**DO THIS**
Leaving out the pictures, retype all the material exactly.

Dataset records
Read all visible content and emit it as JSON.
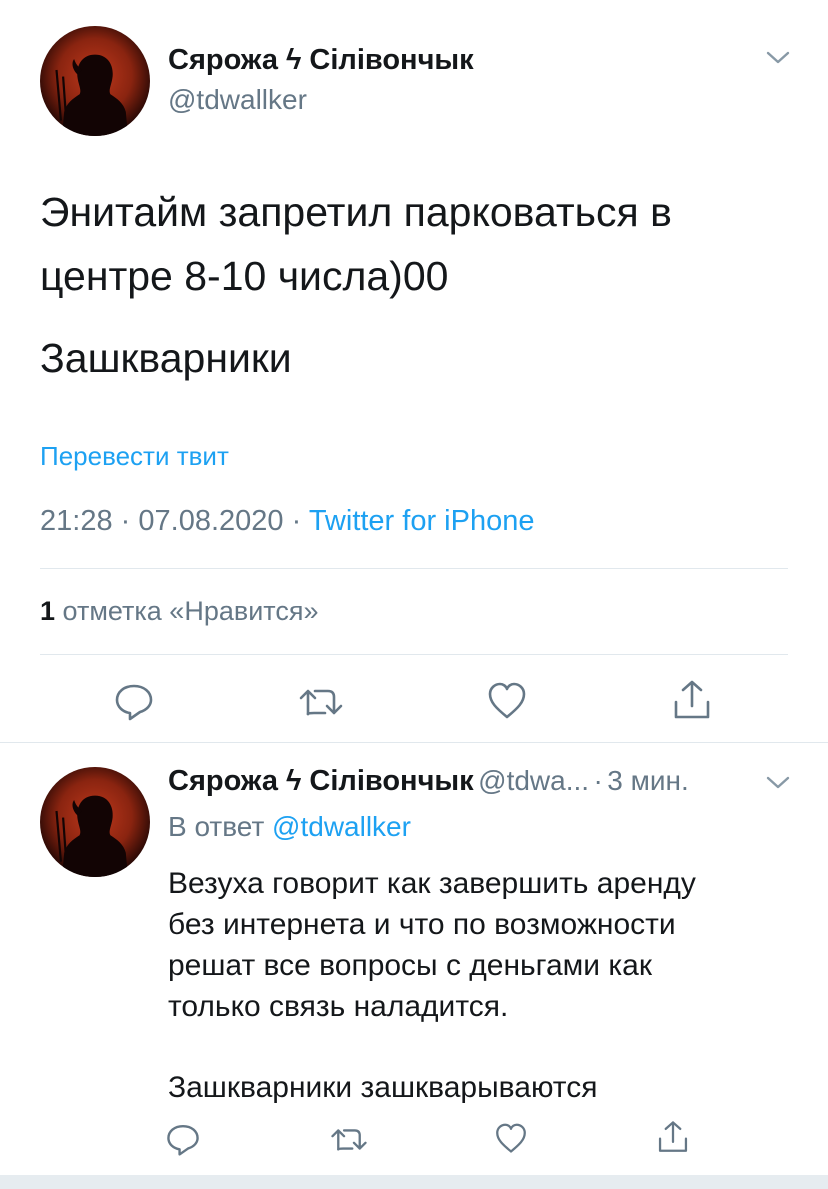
{
  "main_tweet": {
    "author_name": "Сярожа ϟ Сілівончык",
    "author_handle": "@tdwallker",
    "text_line_1": "Энитайм запретил парковаться в",
    "text_line_2": "центре 8-10 числа)00",
    "text_line_3": "Зашкварники",
    "translate_label": "Перевести твит",
    "time": "21:28",
    "separator": "·",
    "date": "07.08.2020",
    "client": "Twitter for iPhone",
    "likes_count": "1",
    "likes_label": "отметка «Нравится»"
  },
  "reply_tweet": {
    "author_name": "Сярожа ϟ Сілівончык",
    "author_handle_truncated": "@tdwa...",
    "separator": "·",
    "time_ago": "3 мин.",
    "reply_prefix": "В ответ",
    "reply_to": "@tdwallker",
    "text_line_1": "Везуха говорит как завершить аренду",
    "text_line_2": "без интернета и что по возможности",
    "text_line_3": "решат все вопросы с деньгами как",
    "text_line_4": "только связь наладится.",
    "text_line_5": "Зашкварники зашкварываются"
  },
  "icons": {
    "menu": "chevron-down-icon",
    "reply": "reply-icon",
    "retweet": "retweet-icon",
    "like": "heart-icon",
    "share": "share-icon"
  },
  "colors": {
    "link": "#1da1f2",
    "secondary_text": "#657786",
    "divider": "#e1e8ed"
  }
}
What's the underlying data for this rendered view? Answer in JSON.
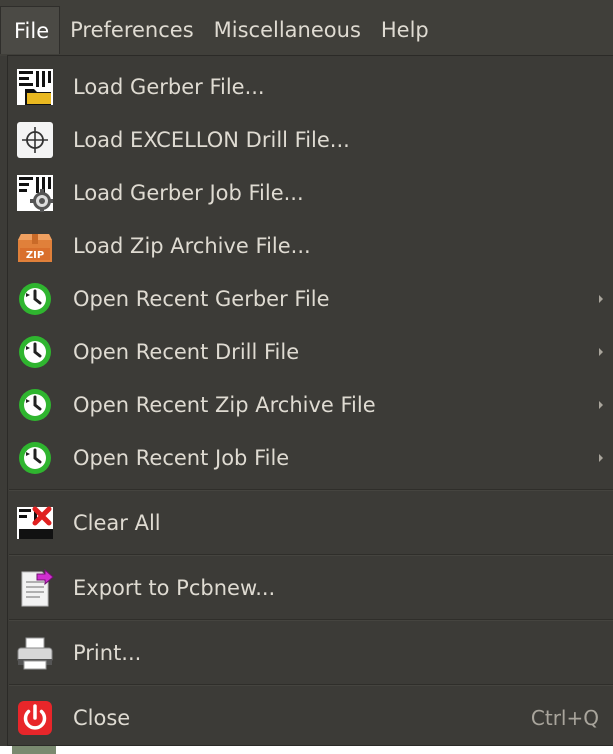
{
  "menubar": {
    "items": [
      "File",
      "Preferences",
      "Miscellaneous",
      "Help"
    ]
  },
  "file_menu": {
    "items": [
      {
        "label": "Load Gerber File...",
        "icon": "gerber-file-icon"
      },
      {
        "label": "Load EXCELLON Drill File...",
        "icon": "drill-crosshair-icon"
      },
      {
        "label": "Load Gerber Job File...",
        "icon": "gerber-job-gear-icon"
      },
      {
        "label": "Load Zip Archive File...",
        "icon": "zip-archive-icon"
      },
      {
        "label": "Open Recent Gerber File",
        "icon": "recent-clock-icon",
        "submenu": true
      },
      {
        "label": "Open Recent Drill File",
        "icon": "recent-clock-icon",
        "submenu": true
      },
      {
        "label": "Open Recent Zip Archive File",
        "icon": "recent-clock-icon",
        "submenu": true
      },
      {
        "label": "Open Recent Job File",
        "icon": "recent-clock-icon",
        "submenu": true
      },
      {
        "label": "Clear All",
        "icon": "clear-all-icon"
      },
      {
        "label": "Export to Pcbnew...",
        "icon": "export-pcbnew-icon"
      },
      {
        "label": "Print...",
        "icon": "printer-icon"
      },
      {
        "label": "Close",
        "icon": "power-icon",
        "accelerator": "Ctrl+Q"
      }
    ]
  },
  "colors": {
    "menu_bg": "#3c3b37",
    "text": "#dfdbd2",
    "active_menu_bg": "#4b4a45",
    "clock_green": "#2fb52f",
    "power_red": "#e8262a",
    "zip_orange": "#e0803a"
  }
}
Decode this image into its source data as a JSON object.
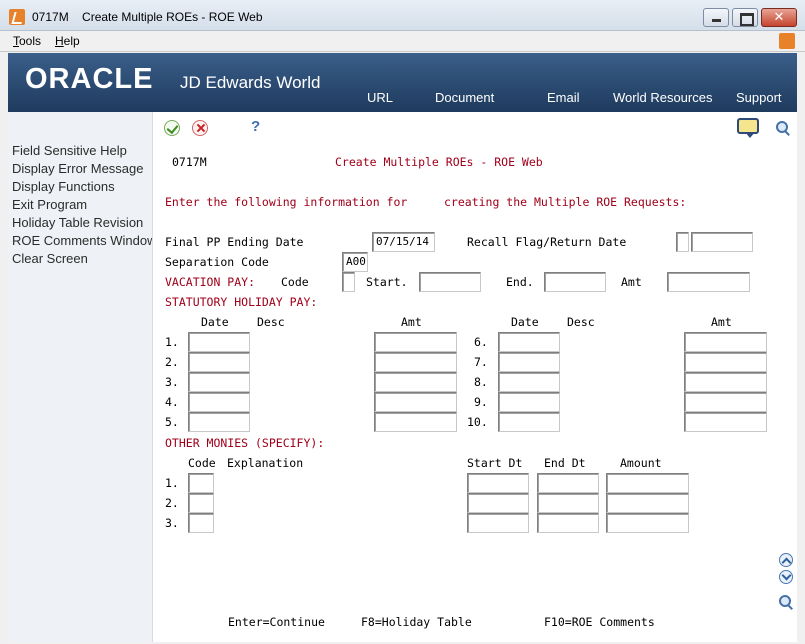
{
  "window": {
    "title": "0717M    Create Multiple ROEs - ROE Web"
  },
  "menu": {
    "tools": "Tools",
    "help": "Help"
  },
  "banner": {
    "logo": "ORACLE",
    "product": "JD Edwards World",
    "nav": [
      "URL",
      "Document",
      "Email",
      "World Resources",
      "Support"
    ]
  },
  "sidebar": {
    "items": [
      "Field Sensitive Help",
      "Display Error Message",
      "Display Functions",
      "Exit Program",
      "Holiday Table Revision",
      "ROE Comments Window",
      "Clear Screen"
    ]
  },
  "toolbar": {
    "help": "?"
  },
  "form": {
    "program_id": "0717M",
    "screen_title": "Create Multiple ROEs - ROE Web",
    "instruction_a": "Enter the following information for",
    "instruction_b": "creating the Multiple ROE Requests:",
    "final_pp_label": "Final PP Ending Date",
    "final_pp_value": "07/15/14",
    "recall_label": "Recall Flag/Return Date",
    "separation_label": "Separation Code",
    "separation_value": "A00",
    "vacation_label": "VACATION PAY:",
    "code_label": "Code",
    "start_label": "Start.",
    "end_label": "End.",
    "amt_label": "Amt",
    "stat_label": "STATUTORY HOLIDAY PAY:",
    "col_date": "Date",
    "col_desc": "Desc",
    "col_amt": "Amt",
    "left_rows": [
      "1.",
      "2.",
      "3.",
      "4.",
      "5."
    ],
    "right_rows": [
      "6.",
      "7.",
      "8.",
      "9.",
      "10."
    ],
    "other_label": "OTHER MONIES (SPECIFY):",
    "other_code": "Code",
    "other_expl": "Explanation",
    "other_start": "Start Dt",
    "other_end": "End Dt",
    "other_amount": "Amount",
    "other_rows": [
      "1.",
      "2.",
      "3."
    ]
  },
  "function_keys": {
    "enter": "Enter=Continue",
    "f8": "F8=Holiday Table",
    "f10": "F10=ROE Comments"
  },
  "colors": {
    "red_text": "#a0001a",
    "banner": "#2c4c73"
  }
}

**EXERCISE SOLUTION**
Read all visible content and emit it as JSON.
{
  "main_tweet": {
    "author_name": "Сярожа ϟ Сілівончык",
    "author_handle": "@tdwallker",
    "text_line_1": "Энитайм запретил парковаться в",
    "text_line_2": "центре 8-10 числа)00",
    "text_line_3": "Зашкварники",
    "translate_label": "Перевести твит",
    "time": "21:28",
    "separator": "·",
    "date": "07.08.2020",
    "client": "Twitter for iPhone",
    "likes_count": "1",
    "likes_label": "отметка «Нравится»"
  },
  "reply_tweet": {
    "author_name": "Сярожа ϟ Сілівончык",
    "author_handle_truncated": "@tdwa...",
    "separator": "·",
    "time_ago": "3 мин.",
    "reply_prefix": "В ответ",
    "reply_to": "@tdwallker",
    "text_line_1": "Везуха говорит как завершить аренду",
    "text_line_2": "без интернета и что по возможности",
    "text_line_3": "решат все вопросы с деньгами как",
    "text_line_4": "только связь наладится.",
    "text_line_5": "Зашкварники зашкварываются"
  },
  "icons": {
    "menu": "chevron-down-icon",
    "reply": "reply-icon",
    "retweet": "retweet-icon",
    "like": "heart-icon",
    "share": "share-icon"
  },
  "colors": {
    "link": "#1da1f2",
    "secondary_text": "#657786",
    "divider": "#e1e8ed"
  }
}
What's the underlying data for this rendered view? Answer in JSON.
{
  "menubar": {
    "items": [
      "File",
      "Preferences",
      "Miscellaneous",
      "Help"
    ]
  },
  "file_menu": {
    "items": [
      {
        "label": "Load Gerber File...",
        "icon": "gerber-file-icon"
      },
      {
        "label": "Load EXCELLON Drill File...",
        "icon": "drill-crosshair-icon"
      },
      {
        "label": "Load Gerber Job File...",
        "icon": "gerber-job-gear-icon"
      },
      {
        "label": "Load Zip Archive File...",
        "icon": "zip-archive-icon"
      },
      {
        "label": "Open Recent Gerber File",
        "icon": "recent-clock-icon",
        "submenu": true
      },
      {
        "label": "Open Recent Drill File",
        "icon": "recent-clock-icon",
        "submenu": true
      },
      {
        "label": "Open Recent Zip Archive File",
        "icon": "recent-clock-icon",
        "submenu": true
      },
      {
        "label": "Open Recent Job File",
        "icon": "recent-clock-icon",
        "submenu": true
      },
      {
        "label": "Clear All",
        "icon": "clear-all-icon"
      },
      {
        "label": "Export to Pcbnew...",
        "icon": "export-pcbnew-icon"
      },
      {
        "label": "Print...",
        "icon": "printer-icon"
      },
      {
        "label": "Close",
        "icon": "power-icon",
        "accelerator": "Ctrl+Q"
      }
    ]
  },
  "colors": {
    "menu_bg": "#3c3b37",
    "text": "#dfdbd2",
    "active_menu_bg": "#4b4a45",
    "clock_green": "#2fb52f",
    "power_red": "#e8262a",
    "zip_orange": "#e0803a"
  }
}
Decode this image into its source data as a JSON object.
{
  "window": {
    "title": "0717M    Create Multiple ROEs - ROE Web"
  },
  "menu": {
    "tools": "Tools",
    "help": "Help"
  },
  "banner": {
    "logo": "ORACLE",
    "product": "JD Edwards World",
    "nav": [
      "URL",
      "Document",
      "Email",
      "World Resources",
      "Support"
    ]
  },
  "sidebar": {
    "items": [
      "Field Sensitive Help",
      "Display Error Message",
      "Display Functions",
      "Exit Program",
      "Holiday Table Revision",
      "ROE Comments Window",
      "Clear Screen"
    ]
  },
  "toolbar": {
    "help": "?"
  },
  "form": {
    "program_id": "0717M",
    "screen_title": "Create Multiple ROEs - ROE Web",
    "instruction_a": "Enter the following information for",
    "instruction_b": "creating the Multiple ROE Requests:",
    "final_pp_label": "Final PP Ending Date",
    "final_pp_value": "07/15/14",
    "recall_label": "Recall Flag/Return Date",
    "separation_label": "Separation Code",
    "separation_value": "A00",
    "vacation_label": "VACATION PAY:",
    "code_label": "Code",
    "start_label": "Start.",
    "end_label": "End.",
    "amt_label": "Amt",
    "stat_label": "STATUTORY HOLIDAY PAY:",
    "col_date": "Date",
    "col_desc": "Desc",
    "col_amt": "Amt",
    "left_rows": [
      "1.",
      "2.",
      "3.",
      "4.",
      "5."
    ],
    "right_rows": [
      "6.",
      "7.",
      "8.",
      "9.",
      "10."
    ],
    "other_label": "OTHER MONIES (SPECIFY):",
    "other_code": "Code",
    "other_expl": "Explanation",
    "other_start": "Start Dt",
    "other_end": "End Dt",
    "other_amount": "Amount",
    "other_rows": [
      "1.",
      "2.",
      "3."
    ]
  },
  "function_keys": {
    "enter": "Enter=Continue",
    "f8": "F8=Holiday Table",
    "f10": "F10=ROE Comments"
  },
  "colors": {
    "red_text": "#a0001a",
    "banner": "#2c4c73"
  }
}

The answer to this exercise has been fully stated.